**TASK TO CARRY OUT:**
Please copy word for word the lines of the material starting at the line that contains "icon: brinjal [442,603,554,652]" and ending at the line that contains "callout: leave out till ripe: &", both included.

**ROWS:**
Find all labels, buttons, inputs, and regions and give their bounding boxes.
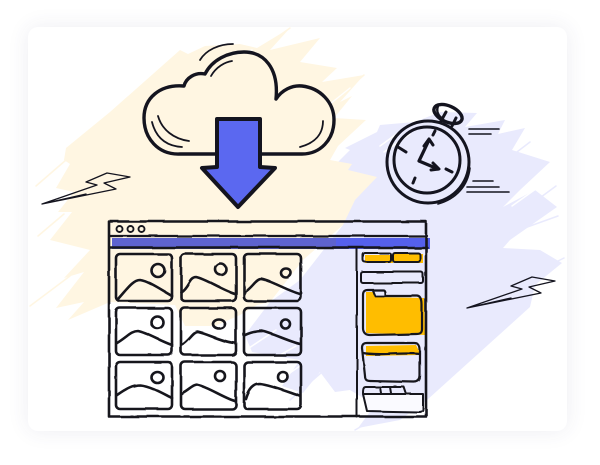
brush stroke: lavender — [245, 112, 564, 430]
dial — [394, 127, 460, 193]
sidebar: search field — [361, 272, 423, 283]
outer ring — [387, 121, 469, 203]
image thumbnails grid — [116, 254, 301, 409]
thumbnail row 1 — [116, 254, 301, 301]
brush stroke: yellow — [30, 28, 377, 326]
speed lines — [467, 129, 509, 192]
sidebar: open yellow folder — [363, 290, 422, 335]
cloud inner highlights — [152, 44, 323, 147]
lightning bolt right — [467, 277, 555, 308]
sidebar: tabbed folder — [363, 387, 423, 412]
hand-drawn linework — [109, 222, 427, 417]
thumbnail row 3 — [116, 362, 301, 409]
sidebar divider — [356, 248, 358, 417]
window frame — [109, 222, 426, 416]
blue toolbar — [112, 238, 430, 249]
cloud outline — [144, 52, 334, 154]
panel: card background — [28, 27, 567, 431]
clock hands — [419, 140, 438, 169]
sidebar fills — [365, 254, 425, 356]
sidebar: half filled folder — [362, 343, 420, 382]
stopwatch icon — [387, 101, 509, 204]
download arrow — [202, 119, 275, 207]
cloud download icon — [144, 44, 334, 207]
browser window — [109, 222, 430, 417]
window control dots — [116, 226, 144, 232]
thumbnail row 2 — [116, 308, 301, 355]
lightning bolt left — [42, 173, 130, 204]
sidebar: yellow tabs — [363, 253, 420, 262]
tick marks — [398, 131, 452, 183]
crown — [431, 101, 465, 127]
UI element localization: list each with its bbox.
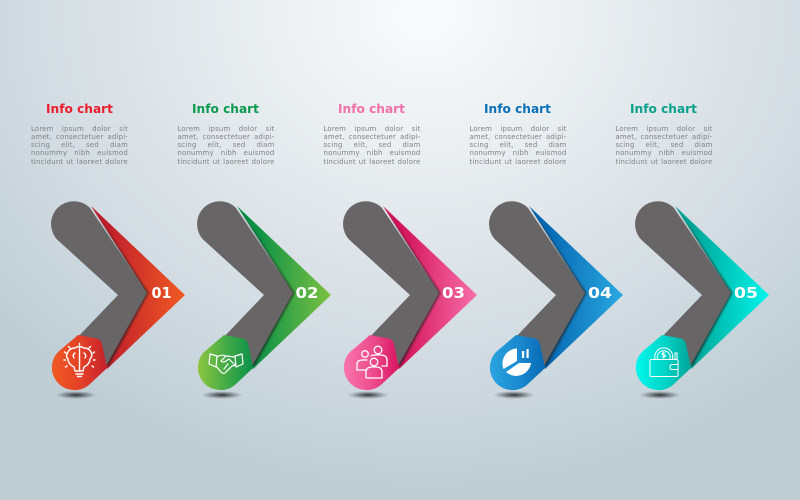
text block 4: nonummy nibh euismod bbox=[470, 149, 566, 157]
text block 5: amet, consectetuer adipi- bbox=[616, 133, 712, 141]
grey band bbox=[489, 201, 585, 366]
shadow under badge bbox=[639, 391, 681, 399]
text block 2: Lorem ipsum dolor sit bbox=[178, 124, 274, 132]
arrow tip bbox=[383, 206, 477, 369]
badge bbox=[52, 335, 107, 390]
text block 5: scing elit, sed diam bbox=[616, 141, 712, 149]
icon: people bbox=[357, 346, 387, 378]
icon: wallet: $ bbox=[661, 350, 667, 360]
text block 3 bbox=[324, 124, 420, 166]
text block 3: tincidunt ut laoreet dolore bbox=[324, 158, 420, 166]
chevron 01 bbox=[51, 201, 185, 399]
text block 5: Lorem ipsum dolor sit bbox=[616, 124, 712, 132]
icon: light bulb brain bbox=[64, 344, 95, 376]
title 1: Info chart bbox=[46, 101, 113, 116]
text block 4: Lorem ipsum dolor sit bbox=[470, 124, 566, 132]
number: 01 bbox=[152, 284, 172, 302]
edge shadow bbox=[238, 207, 294, 367]
icon: pie chart bbox=[502, 348, 531, 376]
text block 5: tincidunt ut laoreet dolore bbox=[616, 158, 712, 166]
edge shadow bbox=[676, 207, 732, 367]
shadow under badge bbox=[201, 391, 243, 399]
arrow tip bbox=[237, 206, 331, 369]
number: 05 bbox=[734, 284, 758, 302]
grey band bbox=[635, 201, 731, 366]
text block 2 bbox=[178, 124, 274, 166]
text block 4 bbox=[470, 124, 566, 166]
text block 2: nonummy nibh euismod bbox=[178, 149, 274, 157]
chevron 03 bbox=[343, 201, 477, 399]
icon: handshake bbox=[209, 354, 243, 373]
badge bbox=[344, 335, 399, 390]
shadow under badge bbox=[493, 391, 535, 399]
text block 2: tincidunt ut laoreet dolore bbox=[178, 158, 274, 166]
edge shadow bbox=[530, 207, 586, 367]
text block 4: amet, consectetuer adipi- bbox=[470, 133, 566, 141]
text block 2: amet, consectetuer adipi- bbox=[178, 133, 274, 141]
text block 1: amet, consectetuer adipi- bbox=[31, 133, 128, 141]
number: 02 bbox=[296, 284, 318, 302]
text block 4: scing elit, sed diam bbox=[470, 141, 566, 149]
title 2: Info chart bbox=[192, 101, 259, 116]
text block 3: nonummy nibh euismod bbox=[324, 149, 420, 157]
arrow tip bbox=[675, 206, 769, 369]
chevron 04 bbox=[489, 201, 623, 399]
text block 1: nonummy nibh euismod bbox=[31, 149, 128, 157]
arrow tip bbox=[529, 206, 623, 369]
grey band bbox=[343, 201, 439, 366]
title 4: Info chart bbox=[484, 101, 551, 116]
grey band bbox=[197, 201, 293, 366]
badge bbox=[636, 335, 691, 390]
text block 2: scing elit, sed diam bbox=[178, 141, 274, 149]
number: 04 bbox=[588, 284, 612, 302]
chevron 05 bbox=[635, 201, 769, 399]
text block 1: Lorem ipsum dolor sit bbox=[31, 124, 128, 132]
arrow tip bbox=[91, 206, 185, 369]
badge bbox=[198, 335, 253, 390]
shadow under badge bbox=[347, 391, 389, 399]
number: 03 bbox=[442, 284, 465, 302]
text block 1 bbox=[31, 124, 128, 166]
text block 4: tincidunt ut laoreet dolore bbox=[470, 158, 566, 166]
title 5: Info chart bbox=[630, 101, 697, 116]
chevron 02 bbox=[197, 201, 331, 399]
grey band bbox=[51, 201, 147, 366]
text block 5 bbox=[616, 124, 712, 166]
title 3: Info chart bbox=[338, 101, 405, 116]
badge bbox=[490, 335, 545, 390]
text block 3: scing elit, sed diam bbox=[324, 141, 420, 149]
edge shadow bbox=[92, 207, 148, 367]
text block 3: Lorem ipsum dolor sit bbox=[324, 124, 420, 132]
text block 1: tincidunt ut laoreet dolore bbox=[31, 158, 128, 166]
text block 1: scing elit, sed diam bbox=[31, 141, 128, 149]
text block 5: nonummy nibh euismod bbox=[616, 149, 712, 157]
icon: wallet bbox=[650, 348, 678, 376]
text block 3: amet, consectetuer adipi- bbox=[324, 133, 420, 141]
shadow under badge bbox=[55, 391, 97, 399]
edge shadow bbox=[384, 207, 440, 367]
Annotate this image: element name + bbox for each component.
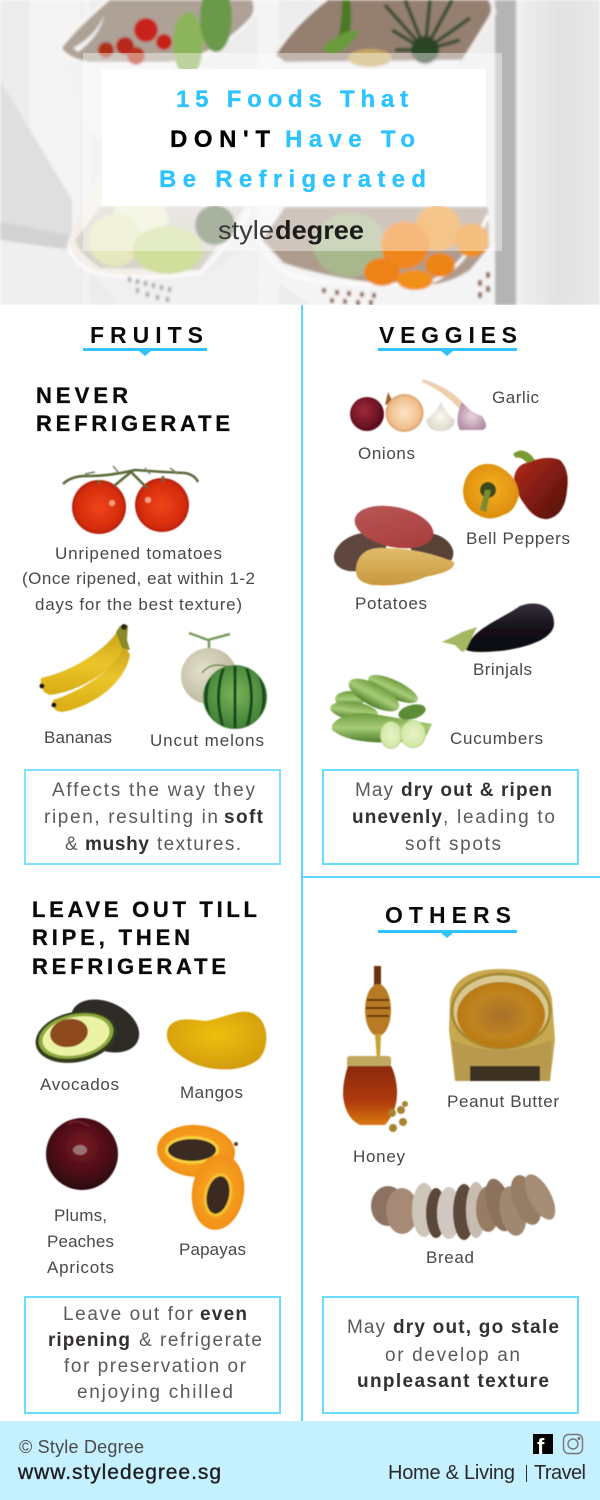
icon: brinjal [442,603,554,652]
icon: plum [46,1118,118,1190]
icon: mango [167,1012,266,1069]
callout: fruits never refrigerate: & [65,834,78,855]
callout: fruits never refrigerate: Affects the way they [52,780,256,801]
label: unripened tomatoes: (Once ripened, eat within 1-2 [22,569,255,588]
label: papayas: Papayas [179,1240,246,1259]
logo: styledegree: style [218,215,274,245]
icon: papaya [155,1122,249,1233]
callout: veggies [323,770,578,864]
icon: bananas [40,624,130,712]
callout: veggies: , leading to [443,807,555,828]
top left food [134,18,158,42]
bottom left basket [67,220,89,266]
icon: potatoes [328,499,458,585]
copyright: © Style Degree [19,1437,144,1457]
label: potatoes: Potatoes [355,594,427,613]
heading: never refrigerate: NEVER [36,383,128,408]
title line 3: Be Refrigerated [159,166,426,193]
callout: others: or develop an [385,1345,520,1366]
label: brinjals: Brinjals [473,660,532,679]
callout: veggies: unevenly [352,807,442,828]
title line 1: 15 Foods That [176,86,408,113]
callout: veggies: soft spots [405,834,501,855]
callout: leave out till ripe: & refrigerate [139,1330,262,1351]
heading: never refrigerate: REFRIGERATE [36,411,230,436]
logo: styledegree: degree [275,215,364,245]
heading: leave out till ripe: RIPE, THEN [32,925,190,950]
callout: others: dry out, go stale [393,1317,559,1338]
label: peanut butter: Peanut Butter [447,1092,559,1111]
label: uncut melons: Uncut melons [150,731,264,750]
footer links [388,1462,586,1484]
label: onions: Onions [358,444,415,463]
label: avocados: Avocados [40,1075,119,1094]
callout: fruits never refrigerate: mushy [85,834,149,855]
footer [0,1421,600,1500]
title line 2: Have To: Have To [285,126,415,153]
callout: leave out till ripe: for preservation or [64,1356,247,1377]
callout: leave out till ripe: enjoying chilled [77,1382,233,1403]
icon: facebook: f [537,1434,545,1459]
icon: melons [181,633,267,730]
footer links: Home & Living [388,1462,515,1484]
heading: never refrigerate [36,383,230,436]
panel: others heading: OTHERS [385,902,511,928]
heading: leave out till ripe: REFRIGERATE [32,954,226,979]
bottom left food [195,205,235,245]
callout: leave out till ripe: even [200,1304,247,1325]
top right food [338,0,352,36]
title line 2: DON'T: DON'T [170,126,270,153]
label: bananas: Bananas [44,728,112,747]
callout: others: May [347,1317,386,1338]
icon: avocado [31,989,148,1070]
label: plums peaches apricots: Peaches [47,1232,114,1251]
footer links: Travel [534,1462,586,1484]
label: unripened tomatoes [22,544,255,614]
callout: others: unpleasant texture [357,1371,549,1392]
icon: facebook [533,1434,553,1459]
callout: fruits never refrigerate [25,770,280,864]
bottom right basket [262,207,490,285]
icon: onions and garlic [350,379,486,432]
heading: leave out till ripe: LEAVE OUT TILL [32,897,257,922]
website: www.styledegree.sg [17,1461,221,1484]
callout: veggies: May [355,780,394,801]
translucent title plate [83,53,502,251]
label: unripened tomatoes: days for the best texture) [35,595,242,614]
panel: veggies heading: VEGGIES [379,322,517,348]
icon: peanut butter jar [449,969,555,1081]
callout: fruits never refrigerate: soft [224,807,264,828]
heading: leave out till ripe [32,897,257,979]
callout: veggies: dry out & ripen [401,780,552,801]
callout: fruits never refrigerate: textures. [157,834,241,855]
label: plums peaches apricots: Apricots [47,1258,114,1277]
label: honey: Honey [353,1147,406,1166]
label: bell peppers: Bell Peppers [466,529,570,548]
icon: bread slices [371,1170,561,1240]
label: plums peaches apricots: Plums, [54,1206,107,1225]
panel: fruits heading [83,322,207,356]
callout: others [323,1297,578,1413]
top left basket [91,2,256,53]
label: plums peaches apricots [47,1206,114,1277]
label: unripened tomatoes: Unripened tomatoes [55,544,222,563]
icon: tomatoes on the vine [63,466,198,534]
top right basket [493,8,498,16]
callout: leave out till ripe: Leave out for [63,1304,194,1325]
label: mangos: Mangos [180,1083,243,1102]
column dividers [301,305,600,1421]
panel: others heading [378,902,517,938]
icon: honey jar and dipper [343,966,408,1132]
hero photo: vegetable rack [0,0,600,305]
icon: instagram [564,1434,582,1454]
logo: styledegree [218,215,364,245]
callout: leave out till ripe: ripening [48,1330,130,1351]
bottom right food [313,213,387,277]
callout: fruits never refrigerate: ripen, resulting in [44,807,218,828]
label: bread: Bread [426,1248,474,1267]
callout: leave out till ripe [25,1297,280,1413]
icon: bell peppers [463,450,568,519]
label: cucumbers: Cucumbers [450,729,543,748]
label: garlic: Garlic [492,388,540,407]
title panel [102,69,486,206]
icon: cucumbers [329,669,432,749]
panel: fruits heading: FRUITS [90,322,203,348]
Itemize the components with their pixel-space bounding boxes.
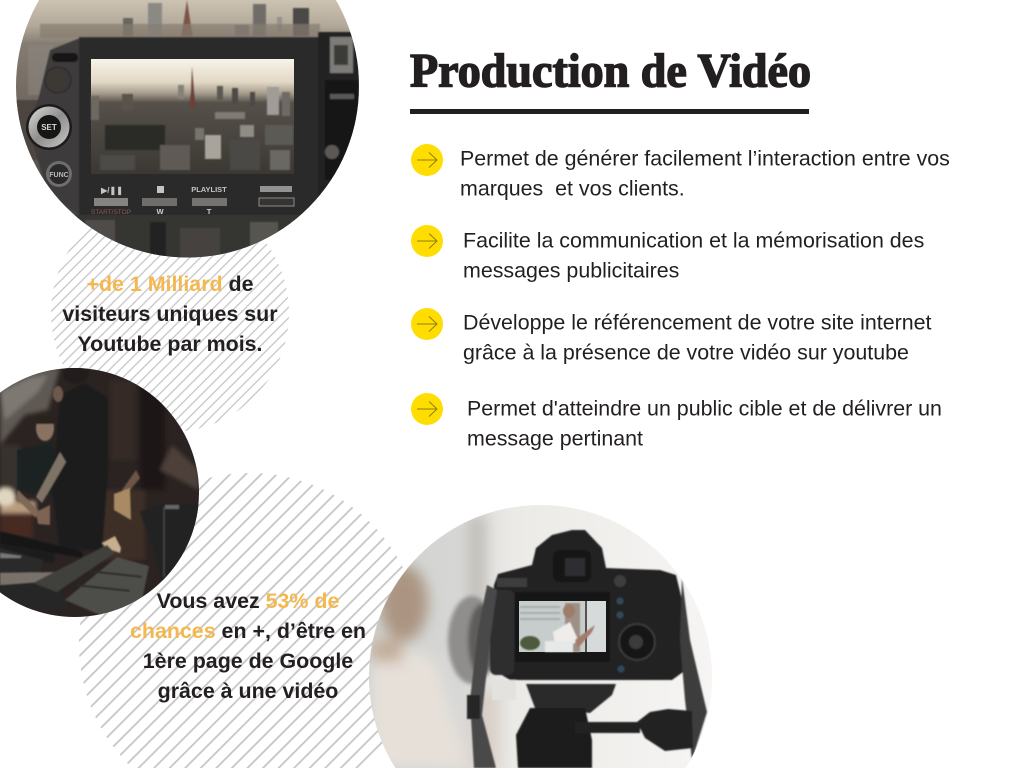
bullet text: message pertinant: [467, 426, 643, 450]
title: Production de Vidéo: [410, 44, 811, 98]
bullet 3: [411, 308, 932, 364]
camcorder FUNC button: [46, 161, 72, 187]
photo: camcorder screen over city: [16, 0, 359, 260]
camera body: [490, 530, 683, 680]
camcorder FUNC button: FUNC: [49, 172, 69, 179]
clapperboard: [0, 531, 83, 558]
camcorder body: [33, 38, 80, 214]
camcorder bottom controls: PLAYLIST: [191, 185, 227, 194]
icon: yellow arrow: [411, 225, 443, 257]
bullet 2: [411, 225, 924, 282]
bullet 4: [411, 393, 942, 450]
right side of camcorder: [317, 31, 359, 198]
icon: yellow arrow: [411, 393, 443, 425]
bullet text: Facilite la communication et la mémorisation des: [463, 228, 924, 252]
camcorder control dial: SET: [41, 123, 57, 132]
camcorder bottom controls: W: [156, 207, 164, 216]
bullet 1: [411, 144, 950, 200]
statistic: Google first page chances: chances en +, d’être en: [130, 619, 366, 643]
hatched circle: behind Youtube statistic: [51, 194, 289, 432]
lower city: [74, 214, 302, 258]
statistic: Google first page chances: Vous avez 53% de: [157, 589, 339, 613]
lens behind camera: [448, 596, 496, 684]
envelope in hand: [114, 488, 131, 520]
statistic: Youtube visitors: +de 1 Milliard de: [86, 272, 254, 296]
camcorder control dial: [26, 104, 72, 150]
photo: DSLR on tripod filming a woman: [369, 505, 712, 768]
bullet text: Développe le référencement de votre site internet: [463, 310, 932, 334]
statistic: Youtube visitors: visiteurs uniques sur: [62, 302, 278, 326]
statistic: Youtube visitors: Youtube par mois.: [77, 332, 263, 356]
camera on right: [140, 504, 198, 582]
camcorder bottom controls: ▶/❚❚: [100, 186, 123, 196]
statistic: Google first page chances: 1ère page de Google: [143, 649, 353, 673]
tripod head: [492, 680, 516, 700]
statistic: Google first page chances: grâce à une vidéo: [158, 679, 338, 703]
title underline: [410, 109, 809, 114]
icon: yellow arrow: [411, 144, 443, 176]
icon: yellow arrow: [411, 308, 443, 340]
bullet text: Permet de générer facilement l’interaction entre vos: [460, 146, 950, 170]
bullet text: grâce à la présence de votre vidéo sur youtube: [463, 340, 909, 364]
camcorder bottom controls: [91, 185, 294, 216]
bullet text: marques et vos clients.: [460, 176, 685, 200]
boot on floor: [102, 536, 121, 553]
camcorder bottom controls: T: [207, 207, 212, 216]
photo: film crew on set: [0, 362, 199, 618]
seated man: [17, 442, 60, 495]
hatched circle: behind Google statistic: [79, 473, 421, 768]
bullet text: messages publicitaires: [463, 258, 679, 282]
camcorder bottom controls: START/STOP: [91, 209, 131, 216]
standing man: [52, 383, 108, 550]
camcorder LCD screen: [91, 59, 294, 174]
straps: [470, 585, 497, 768]
camera LCD showing the subject: [519, 601, 606, 652]
bullet text: Permet d'atteindre un public cible et de délivrer un: [467, 396, 942, 420]
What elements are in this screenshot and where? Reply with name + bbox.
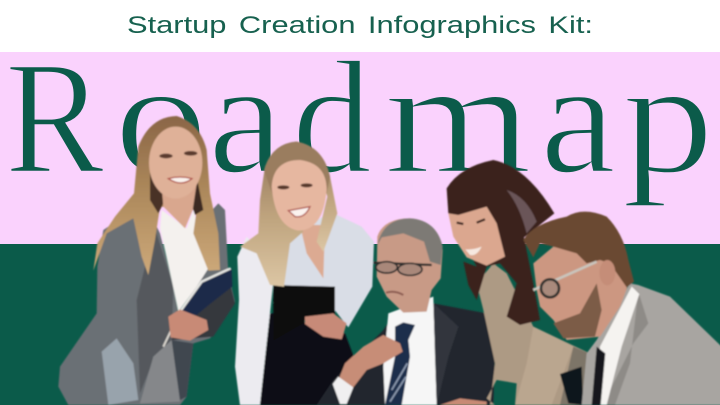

**WRITTEN ANSWER:**
icon: brinjal [442,603,554,652]
icon: plum [46,1118,118,1190]
icon: mango [167,1012,266,1069]
callout: fruits never refrigerate: & [65,834,78,855]
callout: fruits never refrigerate: Affects the way they [52,780,256,801]
label: unripened tomatoes: (Once ripened, eat within 1-2 [22,569,255,588]
label: papayas: Papayas [179,1240,246,1259]
logo: styledegree: style [218,215,274,245]
icon: papaya [155,1122,249,1233]
callout: veggies [323,770,578,864]
icon: bananas [40,624,130,712]
callout: veggies: , leading to [443,807,555,828]
top left food [134,18,158,42]
bottom left basket [67,220,89,266]
icon: potatoes [328,499,458,585]
copyright: © Style Degree [19,1437,144,1457]
label: potatoes: Potatoes [355,594,427,613]
heading: never refrigerate: NEVER [36,383,128,408]
title line 3: Be Refrigerated [159,166,426,193]
callout: others: or develop an [385,1345,520,1366]
label: brinjals: Brinjals [473,660,532,679]
callout: veggies: unevenly [352,807,442,828]
title line 1: 15 Foods That [176,86,408,113]
callout: veggies: soft spots [405,834,501,855]
callout: leave out till ripe: & refrigerate [139,1330,262,1351]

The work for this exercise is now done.